• What to produce
Could you print all the entries exactly?

• Input rows
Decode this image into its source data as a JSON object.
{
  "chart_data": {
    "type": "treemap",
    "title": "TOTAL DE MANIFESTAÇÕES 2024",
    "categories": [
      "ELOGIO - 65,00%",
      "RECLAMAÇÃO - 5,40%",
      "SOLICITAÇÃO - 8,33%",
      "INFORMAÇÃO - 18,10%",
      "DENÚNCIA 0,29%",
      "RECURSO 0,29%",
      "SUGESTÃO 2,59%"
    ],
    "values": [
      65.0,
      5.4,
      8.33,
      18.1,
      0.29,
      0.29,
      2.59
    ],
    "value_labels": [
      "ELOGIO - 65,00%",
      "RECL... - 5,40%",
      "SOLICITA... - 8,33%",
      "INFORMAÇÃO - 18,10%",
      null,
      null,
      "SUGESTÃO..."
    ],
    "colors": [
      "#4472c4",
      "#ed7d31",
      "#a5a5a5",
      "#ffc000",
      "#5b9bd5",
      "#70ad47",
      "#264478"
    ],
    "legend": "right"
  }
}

• Response to this exercise
Decode this image into its source data as a JSON object.
{
  "chart_data": {
    "type": "treemap",
    "title": "TOTAL DE MANIFESTAÇÕES 2024",
    "categories": [
      "ELOGIO - 65,00%",
      "RECLAMAÇÃO - 5,40%",
      "SOLICITAÇÃO - 8,33%",
      "INFORMAÇÃO - 18,10%",
      "DENÚNCIA 0,29%",
      "RECURSO 0,29%",
      "SUGESTÃO 2,59%"
    ],
    "values": [
      65.0,
      5.4,
      8.33,
      18.1,
      0.29,
      0.29,
      2.59
    ],
    "value_labels": [
      "ELOGIO - 65,00%",
      "RECL... - 5,40%",
      "SOLICITA... - 8,33%",
      "INFORMAÇÃO - 18,10%",
      null,
      null,
      "SUGESTÃO..."
    ],
    "colors": [
      "#4472c4",
      "#ed7d31",
      "#a5a5a5",
      "#ffc000",
      "#5b9bd5",
      "#70ad47",
      "#264478"
    ],
    "legend": "right"
  }
}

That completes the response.